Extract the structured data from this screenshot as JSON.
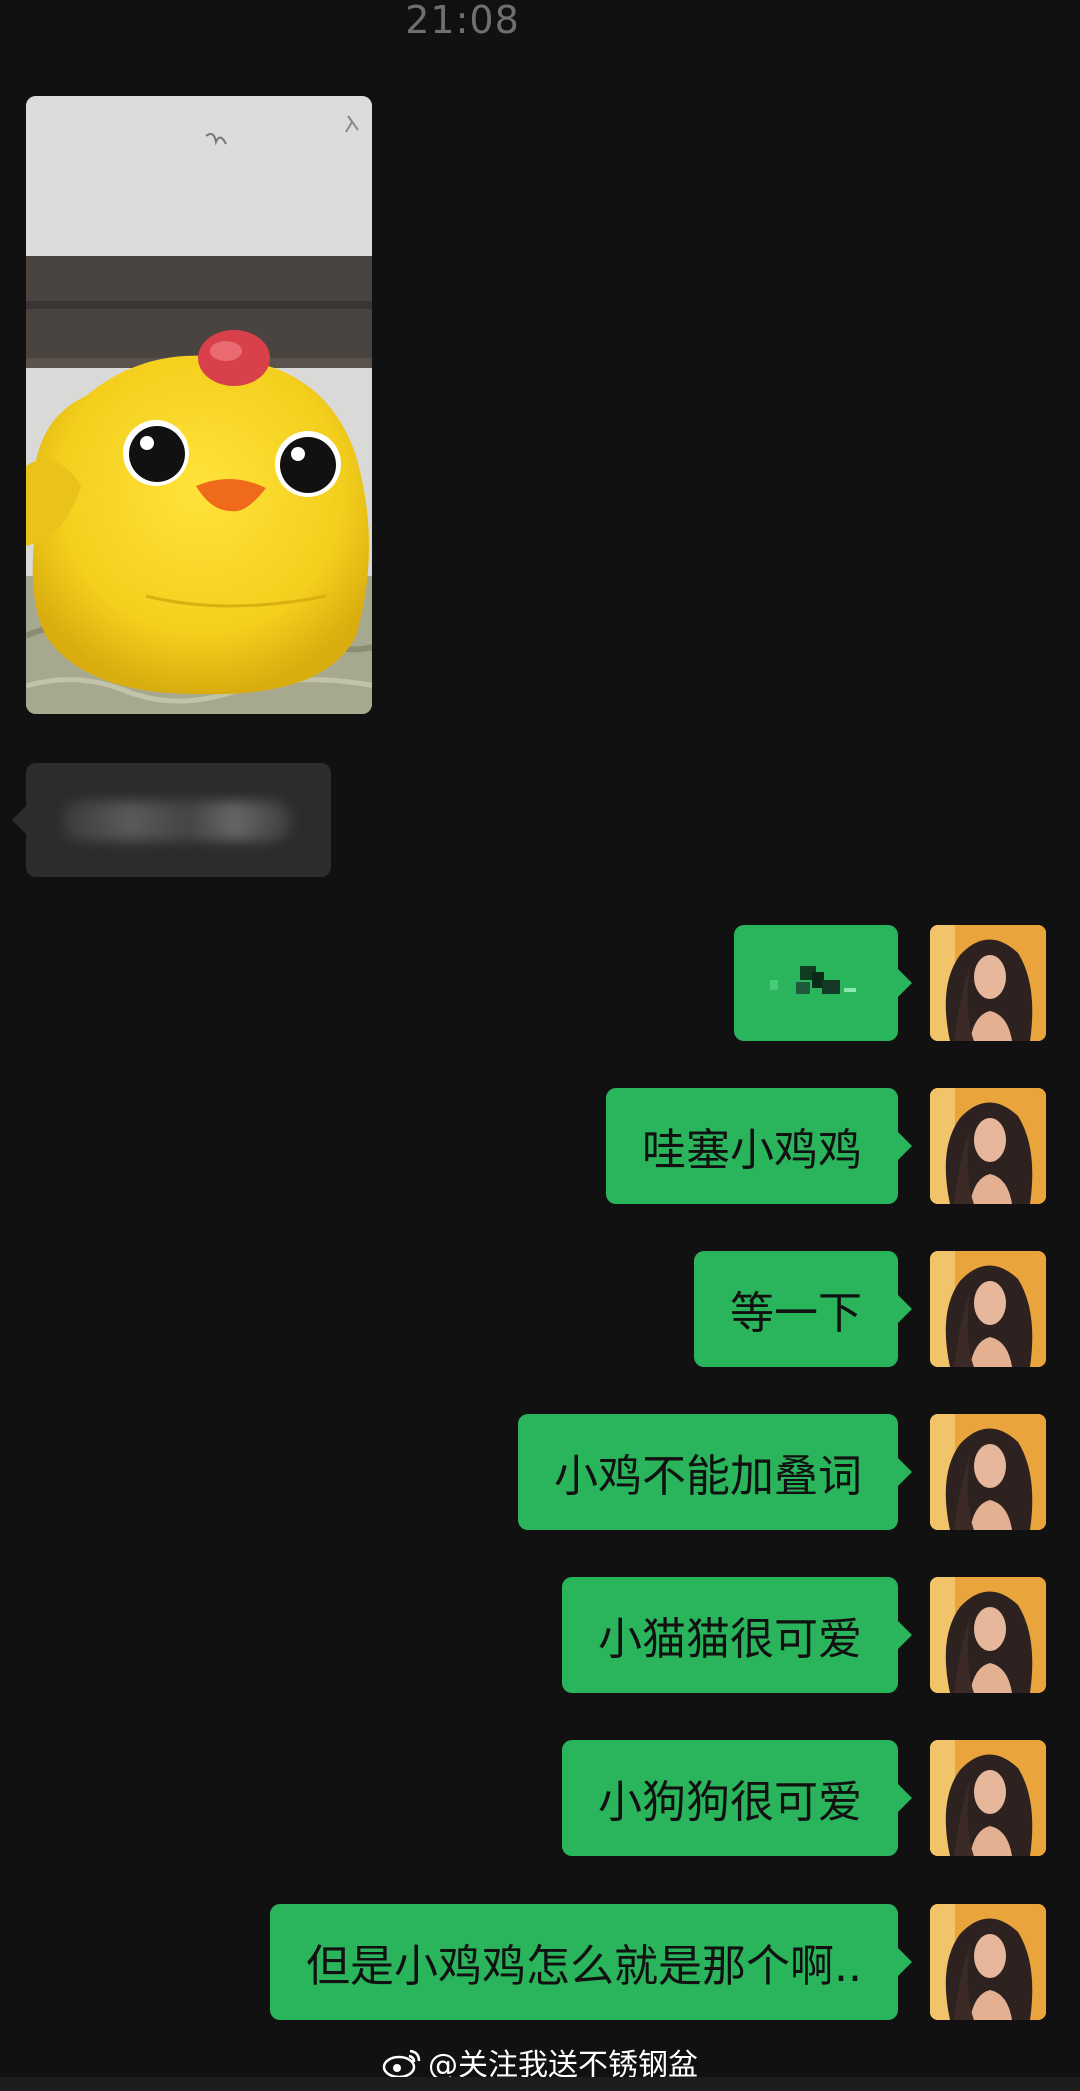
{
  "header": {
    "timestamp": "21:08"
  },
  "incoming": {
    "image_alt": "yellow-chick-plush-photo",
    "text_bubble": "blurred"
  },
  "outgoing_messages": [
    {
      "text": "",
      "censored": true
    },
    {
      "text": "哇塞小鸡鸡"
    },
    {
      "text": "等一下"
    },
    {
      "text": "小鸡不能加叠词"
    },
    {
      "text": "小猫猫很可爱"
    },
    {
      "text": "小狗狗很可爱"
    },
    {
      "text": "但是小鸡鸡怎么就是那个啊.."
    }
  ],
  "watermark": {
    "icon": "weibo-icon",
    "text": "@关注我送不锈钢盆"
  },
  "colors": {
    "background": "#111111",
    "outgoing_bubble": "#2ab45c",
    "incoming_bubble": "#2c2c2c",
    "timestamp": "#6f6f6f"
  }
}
* * *
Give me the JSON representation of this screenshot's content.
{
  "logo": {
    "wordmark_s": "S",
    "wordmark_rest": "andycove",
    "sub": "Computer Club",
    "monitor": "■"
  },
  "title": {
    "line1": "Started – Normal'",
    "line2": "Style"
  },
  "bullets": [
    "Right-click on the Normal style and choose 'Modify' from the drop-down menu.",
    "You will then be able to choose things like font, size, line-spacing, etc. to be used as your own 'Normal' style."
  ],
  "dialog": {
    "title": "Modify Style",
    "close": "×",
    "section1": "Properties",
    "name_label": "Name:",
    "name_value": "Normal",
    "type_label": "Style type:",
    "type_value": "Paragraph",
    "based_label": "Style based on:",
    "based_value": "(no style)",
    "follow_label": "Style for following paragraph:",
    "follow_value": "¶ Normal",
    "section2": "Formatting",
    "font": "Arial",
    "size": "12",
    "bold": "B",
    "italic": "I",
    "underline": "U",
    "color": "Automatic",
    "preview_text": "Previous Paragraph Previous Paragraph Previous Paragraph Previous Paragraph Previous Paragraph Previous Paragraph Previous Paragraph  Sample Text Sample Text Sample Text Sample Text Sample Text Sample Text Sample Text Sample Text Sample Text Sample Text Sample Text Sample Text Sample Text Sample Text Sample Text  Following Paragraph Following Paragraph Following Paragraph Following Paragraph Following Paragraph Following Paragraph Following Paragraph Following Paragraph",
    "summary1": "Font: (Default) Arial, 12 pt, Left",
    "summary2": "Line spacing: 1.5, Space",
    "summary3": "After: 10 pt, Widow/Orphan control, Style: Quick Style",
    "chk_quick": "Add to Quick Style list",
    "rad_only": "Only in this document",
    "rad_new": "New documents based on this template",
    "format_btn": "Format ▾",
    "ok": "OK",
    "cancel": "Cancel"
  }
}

Objective: Extract all lines of the records above that include "screenshot".

Task answer:
Extract the structured data from this screenshot as JSON.
Give me the JSON representation of this screenshot's content.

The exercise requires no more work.